§ **TASK DIRECTIONS**: Print the listing below line for line, without changing anything. Leave out the pictures.

(Element and coordinate listing)
····················

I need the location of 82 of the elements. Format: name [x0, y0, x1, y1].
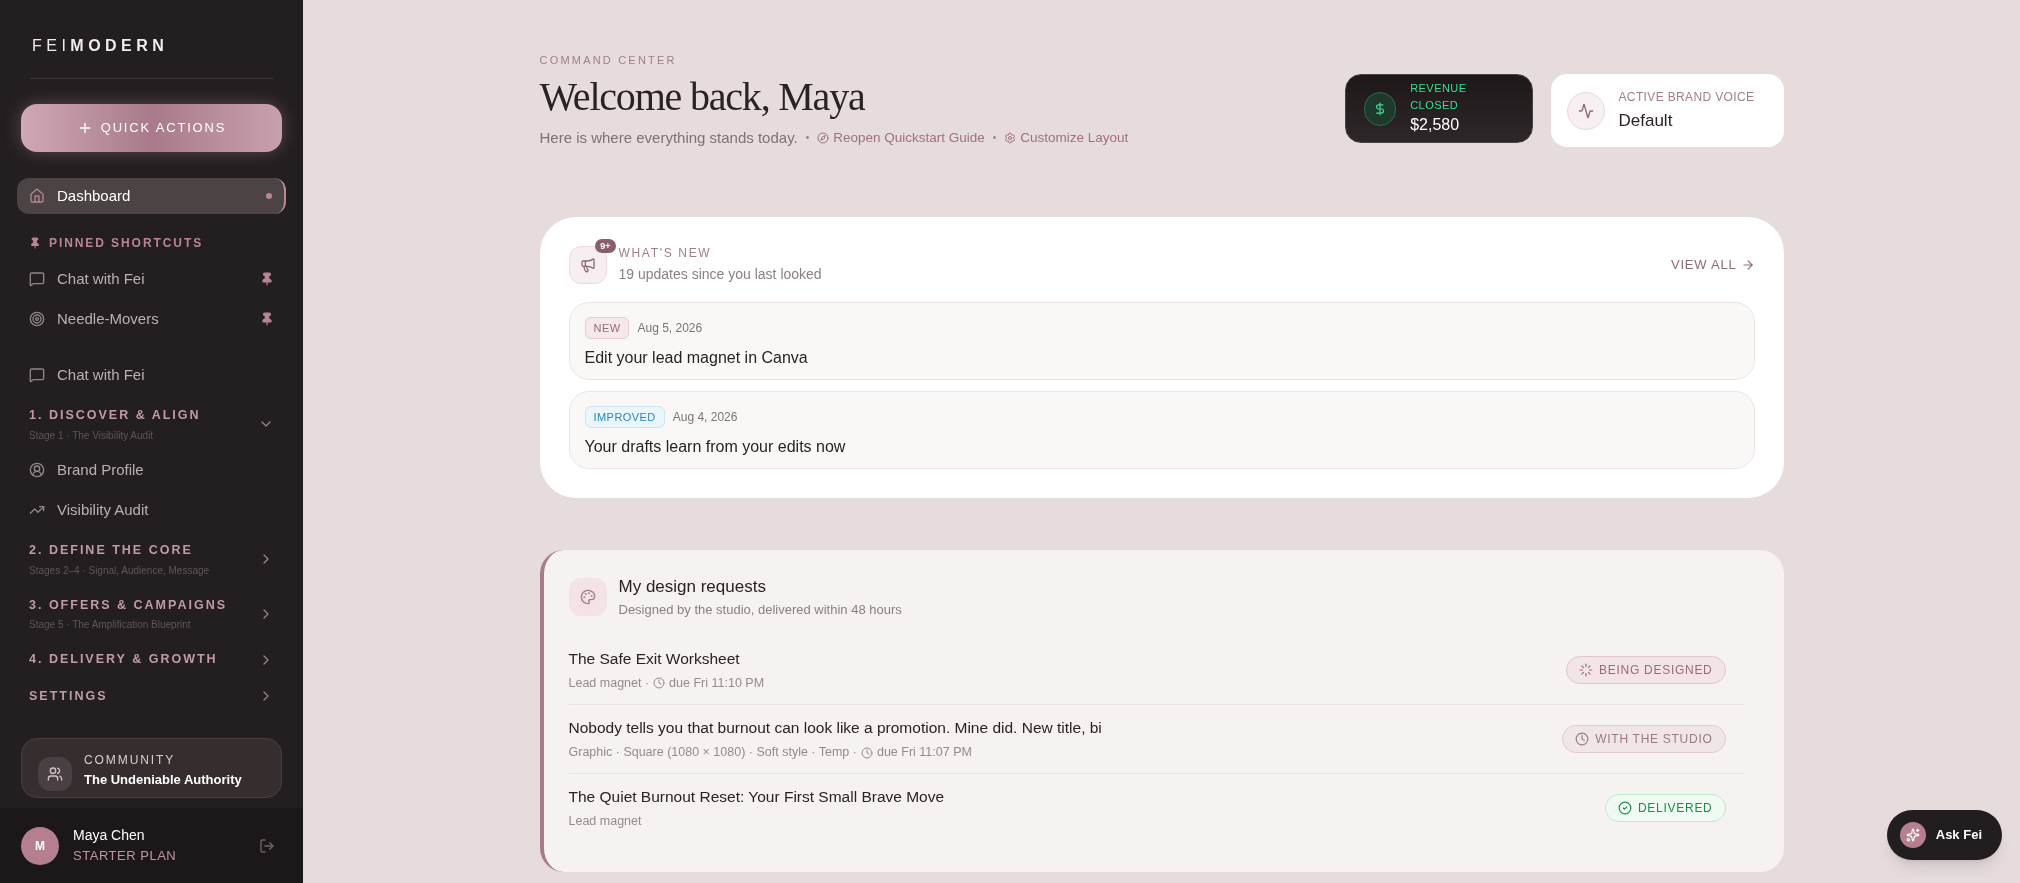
section-title: SETTINGS [29, 688, 109, 705]
request-title: The Quiet Burnout Reset: Your First Small Brave Move [568, 787, 946, 807]
stat-label: ACTIVE BRAND VOICE [1618, 88, 1755, 106]
status-badge: DELIVERED [1605, 794, 1726, 822]
logo: FEI MODERN [32, 36, 170, 56]
update-item[interactable]: IMPROVED Aug 4, 2026 Your drafts learn from your edits now [568, 391, 1755, 469]
chat-icon [29, 271, 45, 287]
due-time: due Fri 11:10 PM [669, 674, 765, 692]
community-card[interactable]: COMMUNITY The Undeniable Authority [21, 737, 282, 798]
status-badge: WITH THE STUDIO [1562, 725, 1726, 753]
card-subtitle: 19 updates since you last looked [618, 265, 823, 284]
section-header[interactable]: 2. DEFINE THE CORE Stages 2–4 · Signal, Audience, Message [17, 540, 286, 578]
card-title: My design requests [618, 576, 767, 598]
megaphone-icon [579, 256, 596, 273]
card-eyebrow: WHAT'S NEW [618, 245, 713, 262]
update-tag: IMPROVED [584, 406, 665, 428]
chat-icon [29, 367, 45, 383]
sparkles-icon [1905, 828, 1920, 842]
clock-icon [1575, 732, 1590, 746]
page-title: Welcome back, Maya [539, 72, 867, 121]
gear-icon [1004, 131, 1017, 144]
nav-item[interactable]: Dashboard [17, 178, 286, 214]
section-label: PINNED SHORTCUTS [49, 235, 204, 252]
section-header[interactable]: 4. DELIVERY & GROWTH [17, 650, 286, 669]
separator-dot: • [992, 131, 997, 146]
card-subtitle: Designed by the studio, delivered within 48 hours [618, 600, 902, 619]
request-title: Nobody tells you that burnout can look like a promotion. Mine did. New title, bi [568, 718, 1103, 738]
clock-icon [653, 677, 666, 690]
plan-label: STARTER PLAN [73, 847, 178, 866]
request-meta: Lead magnet [568, 813, 642, 831]
request-row[interactable]: The Quiet Burnout Reset: Your First Small Brave Move Lead magnet DELIVERED [568, 773, 1744, 842]
update-title: Your drafts learn from your edits now [584, 437, 847, 457]
logout-icon[interactable] [259, 837, 275, 854]
stat-value: Default [1618, 109, 1674, 132]
target-icon [29, 311, 45, 327]
stat-label: REVENUE CLOSED [1410, 81, 1468, 113]
update-tag: NEW [584, 317, 630, 339]
pin-icon[interactable] [260, 312, 274, 326]
status-badge: BEING DESIGNED [1566, 655, 1726, 684]
user-name: Maya Chen [73, 826, 146, 846]
update-item[interactable]: NEW Aug 5, 2026 Edit your lead magnet in Canva [568, 302, 1755, 380]
view-all-link[interactable]: VIEW ALL [1671, 254, 1755, 275]
section-title: 4. DELIVERY & GROWTH [29, 651, 219, 669]
community-title: The Undeniable Authority [84, 770, 242, 789]
nav-item[interactable]: Chat with Fei [17, 362, 286, 388]
compass-icon [817, 131, 830, 144]
update-date: Aug 4, 2026 [672, 409, 738, 426]
home-icon [29, 188, 45, 204]
stat-value: $2,580 [1410, 115, 1461, 135]
request-title: The Safe Exit Worksheet [568, 648, 741, 669]
avatar: M [21, 826, 59, 865]
pin-icon [29, 237, 41, 249]
pin-icon[interactable] [260, 272, 274, 286]
section-title: 2. DEFINE THE CORE [29, 541, 194, 559]
community-label: COMMUNITY [84, 751, 177, 769]
section-title: 1. DISCOVER & ALIGN [29, 407, 202, 424]
clock-icon [860, 746, 873, 759]
page-subtitle: Here is where everything stands today. [539, 127, 798, 148]
update-date: Aug 5, 2026 [637, 320, 703, 337]
pulse-icon [1577, 102, 1594, 119]
ask-fei-button[interactable]: Ask Fei [1886, 810, 2002, 860]
update-title: Edit your lead magnet in Canva [584, 348, 809, 368]
request-row[interactable]: Nobody tells you that burnout can look like a promotion. Mine did. New title, bi Graphic · Square (1080 × 1080) · Soft style · Temp · due Fri 11:07 PM WITH THE STUDIO [568, 704, 1744, 773]
section-header[interactable]: SETTINGS [17, 687, 286, 706]
nav-item[interactable]: Needle-Movers [17, 306, 286, 332]
nav-item[interactable]: Brand Profile [17, 456, 286, 483]
section-subtitle: Stages 2–4 · Signal, Audience, Message [29, 563, 211, 578]
request-meta: Lead magnet · [568, 674, 650, 692]
section-title: 3. OFFERS & CAMPAIGNS [29, 596, 229, 614]
spinner-icon [1579, 662, 1594, 677]
request-row[interactable]: The Safe Exit Worksheet Lead magnet · due Fri 11:10 PM BEING DESIGNED [568, 635, 1744, 704]
eyebrow: COMMAND CENTER [539, 53, 678, 68]
separator-dot: • [805, 131, 810, 146]
nav-item[interactable]: Visibility Audit [17, 496, 286, 523]
users-icon [47, 765, 63, 782]
nav-item[interactable]: Chat with Fei [17, 266, 286, 292]
due-time: due Fri 11:07 PM [876, 744, 972, 762]
count-badge: 9+ [595, 238, 616, 253]
request-meta: Graphic · Square (1080 × 1080) · Soft style · Temp · [568, 744, 857, 762]
palette-icon [579, 588, 596, 605]
user-circle-icon [29, 461, 45, 478]
check-circle-icon [1618, 801, 1632, 815]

····················

§ **PROBLEM SOLUTION**:
I need the location of 82 of the elements. Format: name [x0, y0, x1, y1].
section-title: SETTINGS [29, 688, 109, 705]
request-title: The Quiet Burnout Reset: Your First Small Brave Move [568, 787, 946, 807]
stat-label: ACTIVE BRAND VOICE [1618, 88, 1755, 106]
status-badge: DELIVERED [1605, 794, 1726, 822]
logo: FEI MODERN [32, 36, 170, 56]
update-item[interactable]: IMPROVED Aug 4, 2026 Your drafts learn from your edits now [568, 391, 1755, 469]
chat-icon [29, 271, 45, 287]
due-time: due Fri 11:10 PM [669, 674, 765, 692]
community-card[interactable]: COMMUNITY The Undeniable Authority [21, 737, 282, 798]
status-badge: WITH THE STUDIO [1562, 725, 1726, 753]
card-subtitle: 19 updates since you last looked [618, 265, 823, 284]
section-header[interactable]: 2. DEFINE THE CORE Stages 2–4 · Signal, Audience, Message [17, 540, 286, 578]
card-title: My design requests [618, 576, 767, 598]
megaphone-icon [579, 256, 596, 273]
card-eyebrow: WHAT'S NEW [618, 245, 713, 262]
update-tag: IMPROVED [584, 406, 665, 428]
chat-icon [29, 367, 45, 383]
sparkles-icon [1905, 828, 1920, 842]
clock-icon [1575, 732, 1590, 746]
page-title: Welcome back, Maya [539, 72, 867, 121]
gear-icon [1004, 131, 1017, 144]
nav-item[interactable]: Dashboard [17, 178, 286, 214]
section-label: PINNED SHORTCUTS [49, 235, 204, 252]
section-header[interactable]: 4. DELIVERY & GROWTH [17, 650, 286, 669]
separator-dot: • [992, 131, 997, 146]
card-subtitle: Designed by the studio, delivered within 48 hours [618, 600, 902, 619]
request-title: Nobody tells you that burnout can look like a promotion. Mine did. New title, bi [568, 718, 1103, 738]
clock-icon [653, 677, 666, 690]
plan-label: STARTER PLAN [73, 847, 178, 866]
request-meta: Lead magnet [568, 813, 642, 831]
request-row[interactable]: The Quiet Burnout Reset: Your First Small Brave Move Lead magnet DELIVERED [568, 773, 1744, 842]
update-title: Your drafts learn from your edits now [584, 437, 847, 457]
logout-icon[interactable] [259, 837, 275, 854]
stat-value: Default [1618, 109, 1674, 132]
target-icon [29, 311, 45, 327]
stat-label: REVENUE CLOSED [1410, 81, 1468, 113]
update-tag: NEW [584, 317, 630, 339]
pin-icon[interactable] [260, 312, 274, 326]
status-badge: BEING DESIGNED [1566, 655, 1726, 684]
user-name: Maya Chen [73, 826, 146, 846]
update-item[interactable]: NEW Aug 5, 2026 Edit your lead magnet in Canva [568, 302, 1755, 380]
view-all-link[interactable]: VIEW ALL [1671, 254, 1755, 275]
section-title: 4. DELIVERY & GROWTH [29, 651, 219, 669]
community-title: The Undeniable Authority [84, 770, 242, 789]
nav-item[interactable]: Chat with Fei [17, 362, 286, 388]
compass-icon [817, 131, 830, 144]
update-date: Aug 4, 2026 [672, 409, 738, 426]
home-icon [29, 188, 45, 204]
stat-value: $2,580 [1410, 115, 1461, 135]
request-title: The Safe Exit Worksheet [568, 648, 741, 669]
avatar: M [21, 826, 59, 865]
pin-icon [29, 237, 41, 249]
pin-icon[interactable] [260, 272, 274, 286]
section-title: 2. DEFINE THE CORE [29, 541, 194, 559]
community-label: COMMUNITY [84, 751, 177, 769]
section-title: 1. DISCOVER & ALIGN [29, 407, 202, 424]
clock-icon [860, 746, 873, 759]
page-subtitle: Here is where everything stands today. [539, 127, 798, 148]
update-date: Aug 5, 2026 [637, 320, 703, 337]
pulse-icon [1577, 102, 1594, 119]
ask-fei-button[interactable]: Ask Fei [1886, 810, 2002, 860]
update-title: Edit your lead magnet in Canva [584, 348, 809, 368]
request-row[interactable]: Nobody tells you that burnout can look like a promotion. Mine did. New title, bi Graphic · Square (1080 × 1080) · Soft style · Temp · due Fri 11:07 PM WITH THE STUDIO [568, 704, 1744, 773]
section-header[interactable]: SETTINGS [17, 687, 286, 706]
nav-item[interactable]: Needle-Movers [17, 306, 286, 332]
nav-item[interactable]: Brand Profile [17, 456, 286, 483]
section-subtitle: Stages 2–4 · Signal, Audience, Message [29, 563, 211, 578]
request-meta: Lead magnet · [568, 674, 650, 692]
section-title: 3. OFFERS & CAMPAIGNS [29, 596, 229, 614]
spinner-icon [1579, 662, 1594, 677]
request-row[interactable]: The Safe Exit Worksheet Lead magnet · due Fri 11:10 PM BEING DESIGNED [568, 635, 1744, 704]
eyebrow: COMMAND CENTER [539, 53, 678, 68]
separator-dot: • [805, 131, 810, 146]
nav-item[interactable]: Visibility Audit [17, 496, 286, 523]
users-icon [47, 765, 63, 782]
nav-item[interactable]: Chat with Fei [17, 266, 286, 292]
due-time: due Fri 11:07 PM [876, 744, 972, 762]
count-badge: 9+ [595, 238, 616, 253]
request-meta: Graphic · Square (1080 × 1080) · Soft style · Temp · [568, 744, 857, 762]
palette-icon [579, 588, 596, 605]
user-circle-icon [29, 461, 45, 478]
check-circle-icon [1618, 801, 1632, 815]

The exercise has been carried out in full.